**Stated task:**
In the entries below, find every line holding the string "xlabel" and collect it.

**Rows:**
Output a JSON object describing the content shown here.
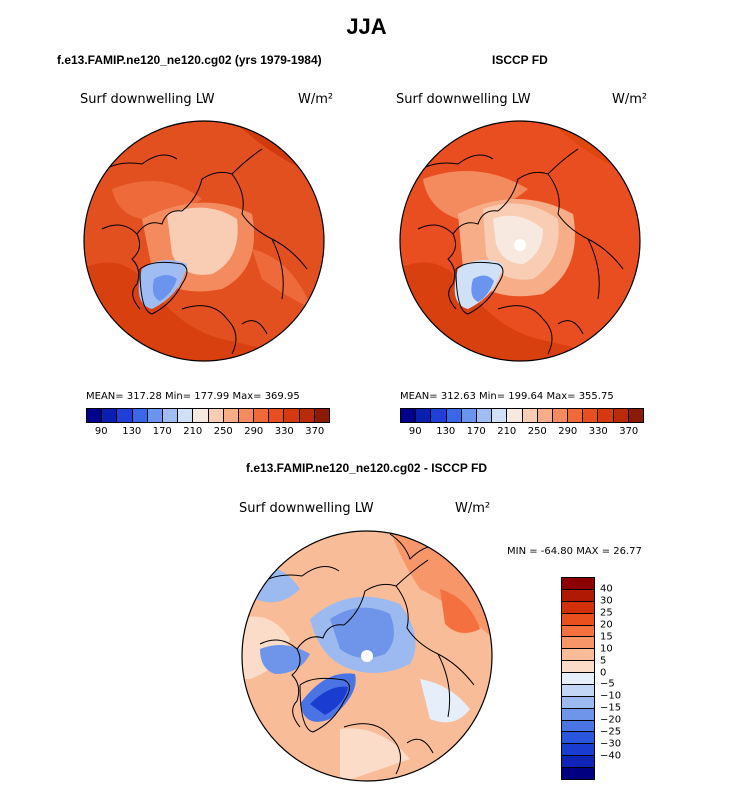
{
  "figure_title": "JJA",
  "panels": {
    "left": {
      "title": "f.e13.FAMIP.ne120_ne120.cg02 (yrs 1979-1984)",
      "variable": "Surf downwelling LW",
      "units": "W/m²",
      "stats": "MEAN= 317.28  Min= 177.99  Max= 369.95"
    },
    "right": {
      "title": "ISCCP FD",
      "variable": "Surf downwelling LW",
      "units": "W/m²",
      "stats": "MEAN= 312.63  Min= 199.64  Max= 355.75"
    },
    "diff": {
      "title": "f.e13.FAMIP.ne120_ne120.cg02 - ISCCP FD",
      "variable": "Surf downwelling LW",
      "units": "W/m²",
      "stats": "MIN = -64.80 MAX =  26.77"
    }
  },
  "colorbar_main": {
    "colors": [
      "#00008b",
      "#0a1fb0",
      "#1f3fd6",
      "#3a66e8",
      "#6a94ee",
      "#9fbdf2",
      "#cfe0f7",
      "#f7e8e0",
      "#f8cdb3",
      "#f6ad88",
      "#f38b5f",
      "#ef6a3a",
      "#e94e20",
      "#d6380f",
      "#b82a08",
      "#8b1a06"
    ],
    "tick_labels": [
      "90",
      "130",
      "170",
      "210",
      "250",
      "290",
      "330",
      "370"
    ]
  },
  "colorbar_diff": {
    "colors": [
      "#8b0000",
      "#b01a05",
      "#d2300a",
      "#ea4f1e",
      "#f4713f",
      "#f79668",
      "#f9bc98",
      "#fbdcc8",
      "#e6eefa",
      "#c4d6f6",
      "#9cbaf0",
      "#6f95ea",
      "#4a74e4",
      "#2a55dd",
      "#1a3cd0",
      "#0f23b4",
      "#000080"
    ],
    "tick_labels": [
      "40",
      "30",
      "25",
      "20",
      "15",
      "10",
      "5",
      "0",
      "−5",
      "−10",
      "−15",
      "−20",
      "−25",
      "−30",
      "−40"
    ]
  },
  "chart_data": [
    {
      "type": "heatmap",
      "title": "f.e13.FAMIP.ne120_ne120.cg02 (yrs 1979-1984)",
      "variable": "Surf downwelling LW",
      "units": "W/m2",
      "season": "JJA",
      "projection": "north polar stereographic",
      "mean": 317.28,
      "min": 177.99,
      "max": 369.95,
      "levels": [
        90,
        130,
        170,
        210,
        250,
        290,
        330,
        370
      ]
    },
    {
      "type": "heatmap",
      "title": "ISCCP FD",
      "variable": "Surf downwelling LW",
      "units": "W/m2",
      "season": "JJA",
      "projection": "north polar stereographic",
      "mean": 312.63,
      "min": 199.64,
      "max": 355.75,
      "levels": [
        90,
        130,
        170,
        210,
        250,
        290,
        330,
        370
      ]
    },
    {
      "type": "heatmap",
      "title": "f.e13.FAMIP.ne120_ne120.cg02 - ISCCP FD",
      "variable": "Surf downwelling LW",
      "units": "W/m2",
      "season": "JJA",
      "projection": "north polar stereographic",
      "min": -64.8,
      "max": 26.77,
      "levels": [
        -40,
        -30,
        -25,
        -20,
        -15,
        -10,
        -5,
        0,
        5,
        10,
        15,
        20,
        25,
        30,
        40
      ]
    }
  ]
}
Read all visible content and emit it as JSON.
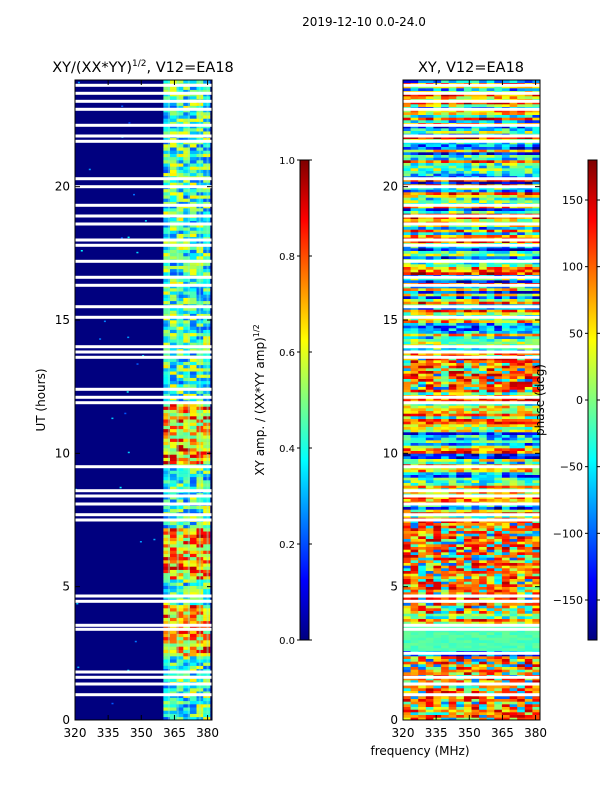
{
  "suptitle": "2019-12-10 0.0-24.0",
  "chart_data": [
    {
      "type": "heatmap",
      "title_main": "XY/(XX*YY)",
      "title_sup": "1/2",
      "title_tail": ", V12=EA18",
      "xlabel": "",
      "ylabel": "UT (hours)",
      "xlim": [
        320,
        382
      ],
      "ylim": [
        0,
        24
      ],
      "xticks": [
        320,
        335,
        350,
        365,
        380
      ],
      "yticks": [
        0,
        5,
        10,
        15,
        20
      ],
      "colormap": "jet",
      "background_color": "#00007f",
      "active_band_mhz": [
        360,
        381
      ],
      "channel_stripes_mhz": [
        362.5,
        366.5,
        371.5,
        376.5,
        380
      ],
      "bright_hours": [
        [
          9.5,
          11.8
        ],
        [
          5.2,
          7.2
        ],
        [
          2.3,
          4.3
        ]
      ],
      "blank_hours": [
        0.95,
        1.35,
        1.6,
        1.8,
        3.4,
        3.55,
        4.45,
        4.65,
        7.5,
        7.7,
        8.1,
        8.4,
        8.6,
        9.5,
        11.9,
        12.1,
        12.4,
        13.6,
        13.8,
        14.0,
        15.1,
        15.5,
        16.3,
        16.6,
        17.2,
        17.8,
        18.0,
        18.6,
        18.9,
        19.3,
        20.0,
        20.3,
        21.7,
        21.9,
        22.3,
        22.9,
        23.2,
        23.5,
        23.8
      ]
    },
    {
      "type": "colorbar",
      "label_main": "XY amp. / (XX*YY amp)",
      "label_sup": "1/2",
      "range": [
        0.0,
        1.0
      ],
      "ticks": [
        "0.0",
        "0.2",
        "0.4",
        "0.6",
        "0.8",
        "1.0"
      ],
      "tick_values": [
        0.0,
        0.2,
        0.4,
        0.6,
        0.8,
        1.0
      ]
    },
    {
      "type": "heatmap",
      "title": "XY, V12=EA18",
      "xlabel": "frequency (MHz)",
      "ylabel": "",
      "xlim": [
        320,
        382
      ],
      "ylim": [
        0,
        24
      ],
      "xticks": [
        320,
        335,
        350,
        365,
        380
      ],
      "yticks": [
        0,
        5,
        10,
        15,
        20
      ],
      "colormap": "jet",
      "value_range_deg": [
        -180,
        180
      ],
      "noisy_hours": [
        [
          4.0,
          7.5
        ],
        [
          12.2,
          13.6
        ],
        [
          0.0,
          2.4
        ]
      ],
      "quiet_hours": [
        [
          2.6,
          3.6
        ]
      ],
      "blank_hours": [
        0.95,
        1.35,
        1.6,
        2.5,
        3.4,
        3.55,
        4.45,
        4.65,
        7.5,
        7.7,
        8.1,
        8.4,
        8.6,
        9.5,
        11.9,
        12.1,
        13.6,
        13.8,
        14.0,
        15.1,
        15.5,
        16.3,
        16.6,
        17.2,
        17.8,
        18.0,
        18.6,
        18.9,
        19.3,
        20.0,
        20.3,
        21.7,
        21.9,
        22.3,
        22.9,
        23.2,
        23.5,
        23.8
      ]
    },
    {
      "type": "colorbar",
      "label": "phase (deg)",
      "range": [
        -180,
        180
      ],
      "ticks": [
        "150",
        "100",
        "50",
        "0",
        "−50",
        "−100",
        "−150"
      ],
      "tick_values": [
        150,
        100,
        50,
        0,
        -50,
        -100,
        -150
      ]
    }
  ]
}
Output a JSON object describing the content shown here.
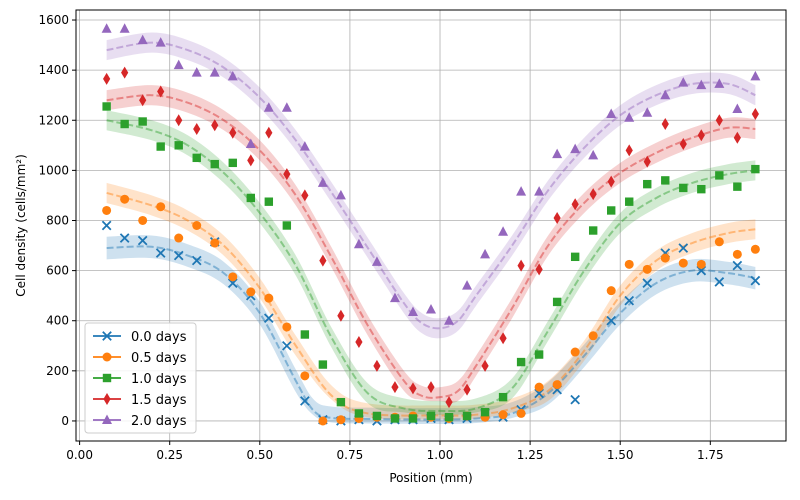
{
  "chart_data": {
    "type": "scatter",
    "title": "",
    "xlabel": "Position (mm)",
    "ylabel": "Cell density (cells/mm²)",
    "xlim": [
      -0.01,
      1.96
    ],
    "ylim": [
      -80,
      1640
    ],
    "xticks": [
      0.0,
      0.25,
      0.5,
      0.75,
      1.0,
      1.25,
      1.5,
      1.75
    ],
    "xtick_labels": [
      "0.00",
      "0.25",
      "0.50",
      "0.75",
      "1.00",
      "1.25",
      "1.50",
      "1.75"
    ],
    "yticks": [
      0,
      200,
      400,
      600,
      800,
      1000,
      1200,
      1400,
      1600
    ],
    "ytick_labels": [
      "0",
      "200",
      "400",
      "600",
      "800",
      "1000",
      "1200",
      "1400",
      "1600"
    ],
    "grid": true,
    "legend_position": "lower-left",
    "x": [
      0.075,
      0.125,
      0.175,
      0.225,
      0.275,
      0.325,
      0.375,
      0.425,
      0.475,
      0.525,
      0.575,
      0.625,
      0.675,
      0.725,
      0.775,
      0.825,
      0.875,
      0.925,
      0.975,
      1.025,
      1.075,
      1.125,
      1.175,
      1.225,
      1.275,
      1.325,
      1.375,
      1.425,
      1.475,
      1.525,
      1.575,
      1.625,
      1.675,
      1.725,
      1.775,
      1.825,
      1.875
    ],
    "series": [
      {
        "name": "0.0 days",
        "color": "#1f77b4",
        "marker": "x",
        "values": [
          780,
          730,
          720,
          670,
          660,
          640,
          715,
          550,
          500,
          410,
          300,
          80,
          5,
          0,
          5,
          0,
          5,
          5,
          10,
          5,
          10,
          30,
          15,
          45,
          110,
          125,
          85,
          null,
          400,
          480,
          550,
          670,
          690,
          600,
          555,
          620,
          560
        ],
        "fit": [
          [
            0.075,
            690
          ],
          [
            0.2,
            695
          ],
          [
            0.3,
            660
          ],
          [
            0.4,
            590
          ],
          [
            0.5,
            430
          ],
          [
            0.6,
            160
          ],
          [
            0.65,
            40
          ],
          [
            0.7,
            12
          ],
          [
            0.8,
            8
          ],
          [
            1.0,
            6
          ],
          [
            1.1,
            10
          ],
          [
            1.2,
            30
          ],
          [
            1.3,
            110
          ],
          [
            1.4,
            260
          ],
          [
            1.5,
            430
          ],
          [
            1.6,
            550
          ],
          [
            1.7,
            600
          ],
          [
            1.8,
            590
          ],
          [
            1.875,
            570
          ]
        ],
        "band": 45
      },
      {
        "name": "0.5 days",
        "color": "#ff7f0e",
        "marker": "circle",
        "values": [
          840,
          885,
          800,
          855,
          730,
          780,
          710,
          575,
          515,
          490,
          375,
          180,
          0,
          5,
          10,
          15,
          15,
          20,
          15,
          10,
          20,
          15,
          25,
          30,
          135,
          145,
          275,
          340,
          520,
          625,
          605,
          650,
          630,
          625,
          715,
          665,
          685
        ],
        "fit": [
          [
            0.075,
            910
          ],
          [
            0.2,
            860
          ],
          [
            0.3,
            800
          ],
          [
            0.4,
            700
          ],
          [
            0.5,
            530
          ],
          [
            0.6,
            300
          ],
          [
            0.7,
            100
          ],
          [
            0.8,
            30
          ],
          [
            1.0,
            22
          ],
          [
            1.1,
            25
          ],
          [
            1.2,
            50
          ],
          [
            1.3,
            120
          ],
          [
            1.4,
            280
          ],
          [
            1.5,
            500
          ],
          [
            1.6,
            640
          ],
          [
            1.7,
            710
          ],
          [
            1.8,
            750
          ],
          [
            1.875,
            765
          ]
        ],
        "band": 40
      },
      {
        "name": "1.0 days",
        "color": "#2ca02c",
        "marker": "square",
        "values": [
          1255,
          1185,
          1195,
          1095,
          1100,
          1050,
          1025,
          1030,
          890,
          875,
          780,
          345,
          225,
          75,
          30,
          20,
          10,
          10,
          20,
          15,
          20,
          35,
          95,
          235,
          265,
          475,
          655,
          760,
          840,
          875,
          945,
          960,
          930,
          925,
          980,
          935,
          1005
        ],
        "fit": [
          [
            0.075,
            1200
          ],
          [
            0.2,
            1160
          ],
          [
            0.3,
            1100
          ],
          [
            0.4,
            990
          ],
          [
            0.5,
            830
          ],
          [
            0.6,
            620
          ],
          [
            0.7,
            330
          ],
          [
            0.8,
            110
          ],
          [
            0.9,
            50
          ],
          [
            1.0,
            40
          ],
          [
            1.1,
            50
          ],
          [
            1.2,
            130
          ],
          [
            1.3,
            360
          ],
          [
            1.4,
            600
          ],
          [
            1.5,
            790
          ],
          [
            1.6,
            890
          ],
          [
            1.7,
            950
          ],
          [
            1.8,
            985
          ],
          [
            1.875,
            1000
          ]
        ],
        "band": 40
      },
      {
        "name": "1.5 days",
        "color": "#d62728",
        "marker": "diamond",
        "values": [
          1365,
          1390,
          1280,
          1315,
          1200,
          1165,
          1180,
          1150,
          1040,
          1150,
          985,
          900,
          640,
          420,
          315,
          220,
          135,
          130,
          135,
          75,
          125,
          220,
          330,
          620,
          605,
          810,
          865,
          905,
          955,
          1080,
          1035,
          1185,
          1105,
          1140,
          1200,
          1130,
          1225
        ],
        "fit": [
          [
            0.075,
            1280
          ],
          [
            0.2,
            1300
          ],
          [
            0.3,
            1270
          ],
          [
            0.4,
            1200
          ],
          [
            0.5,
            1080
          ],
          [
            0.6,
            900
          ],
          [
            0.7,
            650
          ],
          [
            0.8,
            380
          ],
          [
            0.9,
            160
          ],
          [
            0.95,
            100
          ],
          [
            1.0,
            95
          ],
          [
            1.05,
            120
          ],
          [
            1.1,
            220
          ],
          [
            1.2,
            450
          ],
          [
            1.3,
            700
          ],
          [
            1.4,
            870
          ],
          [
            1.5,
            990
          ],
          [
            1.6,
            1070
          ],
          [
            1.7,
            1130
          ],
          [
            1.8,
            1170
          ],
          [
            1.875,
            1165
          ]
        ],
        "band": 40
      },
      {
        "name": "2.0 days",
        "color": "#9467bd",
        "marker": "triangle",
        "values": [
          1565,
          1565,
          1520,
          1510,
          1420,
          1390,
          1390,
          1375,
          1105,
          1250,
          1250,
          1095,
          950,
          900,
          705,
          635,
          490,
          435,
          445,
          400,
          540,
          665,
          755,
          915,
          915,
          1065,
          1085,
          1060,
          1225,
          1210,
          1230,
          1300,
          1350,
          1340,
          1345,
          1245,
          1375
        ],
        "fit": [
          [
            0.075,
            1480
          ],
          [
            0.2,
            1510
          ],
          [
            0.3,
            1480
          ],
          [
            0.4,
            1410
          ],
          [
            0.5,
            1290
          ],
          [
            0.6,
            1120
          ],
          [
            0.7,
            910
          ],
          [
            0.8,
            690
          ],
          [
            0.9,
            470
          ],
          [
            0.95,
            390
          ],
          [
            1.0,
            370
          ],
          [
            1.05,
            400
          ],
          [
            1.1,
            500
          ],
          [
            1.2,
            700
          ],
          [
            1.3,
            920
          ],
          [
            1.4,
            1090
          ],
          [
            1.5,
            1220
          ],
          [
            1.6,
            1300
          ],
          [
            1.7,
            1345
          ],
          [
            1.8,
            1345
          ],
          [
            1.875,
            1300
          ]
        ],
        "band": 40
      }
    ]
  }
}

**The result:**
      "xlabel": "",
      "xlabel": "frequency (MHz)",
    "xlabel": "Position (mm)",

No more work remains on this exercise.